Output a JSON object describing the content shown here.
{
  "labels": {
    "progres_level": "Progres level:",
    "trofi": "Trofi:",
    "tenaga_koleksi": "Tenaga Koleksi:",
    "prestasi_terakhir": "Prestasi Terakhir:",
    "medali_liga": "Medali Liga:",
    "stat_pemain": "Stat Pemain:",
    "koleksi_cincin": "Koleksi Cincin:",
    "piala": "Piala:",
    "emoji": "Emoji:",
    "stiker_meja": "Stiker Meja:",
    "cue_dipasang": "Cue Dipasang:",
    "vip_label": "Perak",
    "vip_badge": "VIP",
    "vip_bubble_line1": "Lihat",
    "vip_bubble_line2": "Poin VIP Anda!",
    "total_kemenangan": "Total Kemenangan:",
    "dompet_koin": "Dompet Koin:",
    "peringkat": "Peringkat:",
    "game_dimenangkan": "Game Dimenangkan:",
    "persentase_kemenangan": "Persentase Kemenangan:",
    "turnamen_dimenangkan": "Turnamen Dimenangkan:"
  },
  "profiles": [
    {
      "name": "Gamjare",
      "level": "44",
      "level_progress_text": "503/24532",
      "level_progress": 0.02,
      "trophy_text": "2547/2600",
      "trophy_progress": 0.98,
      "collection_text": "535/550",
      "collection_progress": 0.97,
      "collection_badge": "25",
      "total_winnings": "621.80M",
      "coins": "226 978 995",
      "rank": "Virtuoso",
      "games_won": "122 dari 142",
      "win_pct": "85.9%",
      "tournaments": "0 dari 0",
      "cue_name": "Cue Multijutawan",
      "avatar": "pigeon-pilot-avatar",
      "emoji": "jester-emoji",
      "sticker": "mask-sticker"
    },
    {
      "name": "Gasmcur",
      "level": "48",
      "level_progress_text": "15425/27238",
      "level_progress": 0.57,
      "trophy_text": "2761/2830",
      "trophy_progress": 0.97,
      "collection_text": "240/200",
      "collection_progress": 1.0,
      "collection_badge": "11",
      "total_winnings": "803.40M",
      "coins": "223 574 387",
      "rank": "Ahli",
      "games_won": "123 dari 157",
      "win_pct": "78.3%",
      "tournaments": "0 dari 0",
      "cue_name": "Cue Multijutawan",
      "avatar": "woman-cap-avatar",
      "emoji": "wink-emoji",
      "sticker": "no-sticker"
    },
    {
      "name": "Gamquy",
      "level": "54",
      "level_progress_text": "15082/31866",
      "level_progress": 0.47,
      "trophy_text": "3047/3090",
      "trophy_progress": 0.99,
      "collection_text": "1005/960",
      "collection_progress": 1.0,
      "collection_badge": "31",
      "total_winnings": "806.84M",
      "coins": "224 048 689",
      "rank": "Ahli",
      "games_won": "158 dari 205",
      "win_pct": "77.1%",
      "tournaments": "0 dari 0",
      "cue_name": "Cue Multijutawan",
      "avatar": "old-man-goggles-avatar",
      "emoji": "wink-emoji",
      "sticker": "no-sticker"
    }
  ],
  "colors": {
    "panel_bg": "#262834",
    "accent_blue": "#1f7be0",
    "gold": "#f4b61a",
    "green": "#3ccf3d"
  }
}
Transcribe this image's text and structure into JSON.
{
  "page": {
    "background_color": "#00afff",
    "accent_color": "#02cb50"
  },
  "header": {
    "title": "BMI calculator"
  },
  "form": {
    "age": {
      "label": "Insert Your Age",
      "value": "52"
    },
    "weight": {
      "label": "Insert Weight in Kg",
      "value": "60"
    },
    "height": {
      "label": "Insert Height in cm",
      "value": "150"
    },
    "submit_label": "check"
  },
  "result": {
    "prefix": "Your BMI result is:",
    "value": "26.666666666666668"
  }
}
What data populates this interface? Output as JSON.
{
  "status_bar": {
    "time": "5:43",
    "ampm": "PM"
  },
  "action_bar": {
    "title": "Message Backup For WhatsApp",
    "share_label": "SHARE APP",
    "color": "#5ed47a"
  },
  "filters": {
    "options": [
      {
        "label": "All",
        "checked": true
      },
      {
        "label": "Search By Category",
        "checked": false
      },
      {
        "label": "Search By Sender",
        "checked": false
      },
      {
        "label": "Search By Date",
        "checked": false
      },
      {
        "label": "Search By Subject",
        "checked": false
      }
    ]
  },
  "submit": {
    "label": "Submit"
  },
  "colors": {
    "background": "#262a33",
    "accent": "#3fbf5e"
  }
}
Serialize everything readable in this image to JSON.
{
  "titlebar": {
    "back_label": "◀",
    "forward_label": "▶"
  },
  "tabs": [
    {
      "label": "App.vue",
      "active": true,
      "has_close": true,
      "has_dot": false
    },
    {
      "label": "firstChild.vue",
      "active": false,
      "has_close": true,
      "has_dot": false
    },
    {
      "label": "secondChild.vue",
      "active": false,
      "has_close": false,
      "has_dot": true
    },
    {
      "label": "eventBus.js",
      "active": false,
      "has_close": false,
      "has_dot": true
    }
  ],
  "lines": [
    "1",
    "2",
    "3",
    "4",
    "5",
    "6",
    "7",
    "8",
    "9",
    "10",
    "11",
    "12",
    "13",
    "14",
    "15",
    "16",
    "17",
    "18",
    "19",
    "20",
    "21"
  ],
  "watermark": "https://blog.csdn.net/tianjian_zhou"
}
________________
| What is expected |
Return all of the entries word for word.

| Task answer |
Output a JSON object describing the content shown here.
{
  "labels": {
    "progres_level": "Progres level:",
    "trofi": "Trofi:",
    "tenaga_koleksi": "Tenaga Koleksi:",
    "prestasi_terakhir": "Prestasi Terakhir:",
    "medali_liga": "Medali Liga:",
    "stat_pemain": "Stat Pemain:",
    "koleksi_cincin": "Koleksi Cincin:",
    "piala": "Piala:",
    "emoji": "Emoji:",
    "stiker_meja": "Stiker Meja:",
    "cue_dipasang": "Cue Dipasang:",
    "vip_label": "Perak",
    "vip_badge": "VIP",
    "vip_bubble_line1": "Lihat",
    "vip_bubble_line2": "Poin VIP Anda!",
    "total_kemenangan": "Total Kemenangan:",
    "dompet_koin": "Dompet Koin:",
    "peringkat": "Peringkat:",
    "game_dimenangkan": "Game Dimenangkan:",
    "persentase_kemenangan": "Persentase Kemenangan:",
    "turnamen_dimenangkan": "Turnamen Dimenangkan:"
  },
  "profiles": [
    {
      "name": "Gamjare",
      "level": "44",
      "level_progress_text": "503/24532",
      "level_progress": 0.02,
      "trophy_text": "2547/2600",
      "trophy_progress": 0.98,
      "collection_text": "535/550",
      "collection_progress": 0.97,
      "collection_badge": "25",
      "total_winnings": "621.80M",
      "coins": "226 978 995",
      "rank": "Virtuoso",
      "games_won": "122 dari 142",
      "win_pct": "85.9%",
      "tournaments": "0 dari 0",
      "cue_name": "Cue Multijutawan",
      "avatar": "pigeon-pilot-avatar",
      "emoji": "jester-emoji",
      "sticker": "mask-sticker"
    },
    {
      "name": "Gasmcur",
      "level": "48",
      "level_progress_text": "15425/27238",
      "level_progress": 0.57,
      "trophy_text": "2761/2830",
      "trophy_progress": 0.97,
      "collection_text": "240/200",
      "collection_progress": 1.0,
      "collection_badge": "11",
      "total_winnings": "803.40M",
      "coins": "223 574 387",
      "rank": "Ahli",
      "games_won": "123 dari 157",
      "win_pct": "78.3%",
      "tournaments": "0 dari 0",
      "cue_name": "Cue Multijutawan",
      "avatar": "woman-cap-avatar",
      "emoji": "wink-emoji",
      "sticker": "no-sticker"
    },
    {
      "name": "Gamquy",
      "level": "54",
      "level_progress_text": "15082/31866",
      "level_progress": 0.47,
      "trophy_text": "3047/3090",
      "trophy_progress": 0.99,
      "collection_text": "1005/960",
      "collection_progress": 1.0,
      "collection_badge": "31",
      "total_winnings": "806.84M",
      "coins": "224 048 689",
      "rank": "Ahli",
      "games_won": "158 dari 205",
      "win_pct": "77.1%",
      "tournaments": "0 dari 0",
      "cue_name": "Cue Multijutawan",
      "avatar": "old-man-goggles-avatar",
      "emoji": "wink-emoji",
      "sticker": "no-sticker"
    }
  ],
  "colors": {
    "panel_bg": "#262834",
    "accent_blue": "#1f7be0",
    "gold": "#f4b61a",
    "green": "#3ccf3d"
  }
}
Transcribe this image's text and structure into JSON.
{
  "page": {
    "background_color": "#00afff",
    "accent_color": "#02cb50"
  },
  "header": {
    "title": "BMI calculator"
  },
  "form": {
    "age": {
      "label": "Insert Your Age",
      "value": "52"
    },
    "weight": {
      "label": "Insert Weight in Kg",
      "value": "60"
    },
    "height": {
      "label": "Insert Height in cm",
      "value": "150"
    },
    "submit_label": "check"
  },
  "result": {
    "prefix": "Your BMI result is:",
    "value": "26.666666666666668"
  }
}
What data populates this interface? Output as JSON.
{
  "status_bar": {
    "time": "5:43",
    "ampm": "PM"
  },
  "action_bar": {
    "title": "Message Backup For WhatsApp",
    "share_label": "SHARE APP",
    "color": "#5ed47a"
  },
  "filters": {
    "options": [
      {
        "label": "All",
        "checked": true
      },
      {
        "label": "Search By Category",
        "checked": false
      },
      {
        "label": "Search By Sender",
        "checked": false
      },
      {
        "label": "Search By Date",
        "checked": false
      },
      {
        "label": "Search By Subject",
        "checked": false
      }
    ]
  },
  "submit": {
    "label": "Submit"
  },
  "colors": {
    "background": "#262a33",
    "accent": "#3fbf5e"
  }
}
Serialize everything readable in this image to JSON.
{
  "titlebar": {
    "back_label": "◀",
    "forward_label": "▶"
  },
  "tabs": [
    {
      "label": "App.vue",
      "active": true,
      "has_close": true,
      "has_dot": false
    },
    {
      "label": "firstChild.vue",
      "active": false,
      "has_close": true,
      "has_dot": false
    },
    {
      "label": "secondChild.vue",
      "active": false,
      "has_close": false,
      "has_dot": true
    },
    {
      "label": "eventBus.js",
      "active": false,
      "has_close": false,
      "has_dot": true
    }
  ],
  "lines": [
    "1",
    "2",
    "3",
    "4",
    "5",
    "6",
    "7",
    "8",
    "9",
    "10",
    "11",
    "12",
    "13",
    "14",
    "15",
    "16",
    "17",
    "18",
    "19",
    "20",
    "21"
  ],
  "watermark": "https://blog.csdn.net/tianjian_zhou"
}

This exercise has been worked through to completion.